**Directions**
Set the listing down again in full, word for word, with the pictures left out.

**Data for this task**

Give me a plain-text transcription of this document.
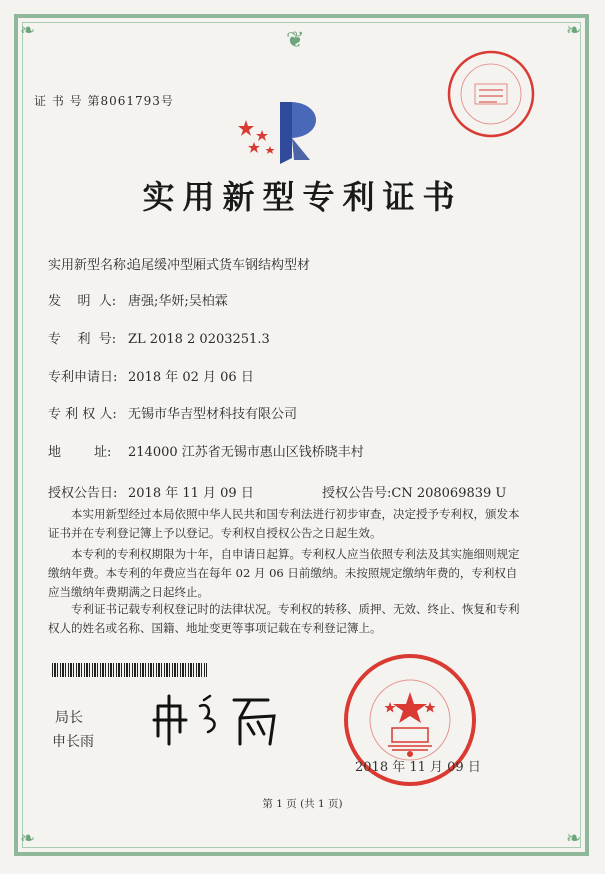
❦
❧	❧
❧	❧
证 书 号 第8061793号
实用新型专利证书
实用新型名称:追尾缓冲型厢式货车钢结构型材
发    明  人: 唐强;华妍;吴柏霖
专    利  号: ZL 2018 2 0203251.3
专利申请日: 2018 年 02 月 06 日
专 利 权 人: 无锡市华吉型材科技有限公司
地        址: 214000 江苏省无锡市惠山区钱桥晓丰村
授权公告日: 2018 年 11 月 09 日	授权公告号:CN 208069839 U
本实用新型经过本局依照中华人民共和国专利法进行初步审查，决定授予专利权，颁发本证书并在专利登记簿上予以登记。专利权自授权公告之日起生效。
本专利的专利权期限为十年，自申请日起算。专利权人应当依照专利法及其实施细则规定缴纳年费。本专利的年费应当在每年 02 月 06 日前缴纳。未按照规定缴纳年费的，专利权自应当缴纳年费期满之日起终止。
专利证书记载专利权登记时的法律状况。专利权的转移、质押、无效、终止、恢复和专利权人的姓名或名称、国籍、地址变更等事项记载在专利登记簿上。
局长
申长雨
2018 年 11 月 09 日
第 1 页 (共 1 页)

**Output of the task**
Give me a plain-text transcription of this document.
❦
❧	❧
❧	❧
证 书 号 第8061793号
实用新型专利证书
实用新型名称:追尾缓冲型厢式货车钢结构型材
发    明  人: 唐强;华妍;吴柏霖
专    利  号: ZL 2018 2 0203251.3
专利申请日: 2018 年 02 月 06 日
专 利 权 人: 无锡市华吉型材科技有限公司
地        址: 214000 江苏省无锡市惠山区钱桥晓丰村
授权公告日: 2018 年 11 月 09 日	授权公告号:CN 208069839 U
本实用新型经过本局依照中华人民共和国专利法进行初步审查，决定授予专利权，颁发本证书并在专利登记簿上予以登记。专利权自授权公告之日起生效。
本专利的专利权期限为十年，自申请日起算。专利权人应当依照专利法及其实施细则规定缴纳年费。本专利的年费应当在每年 02 月 06 日前缴纳。未按照规定缴纳年费的，专利权自应当缴纳年费期满之日起终止。
专利证书记载专利权登记时的法律状况。专利权的转移、质押、无效、终止、恢复和专利权人的姓名或名称、国籍、地址变更等事项记载在专利登记簿上。
局长
申长雨
2018 年 11 月 09 日
第 1 页 (共 1 页)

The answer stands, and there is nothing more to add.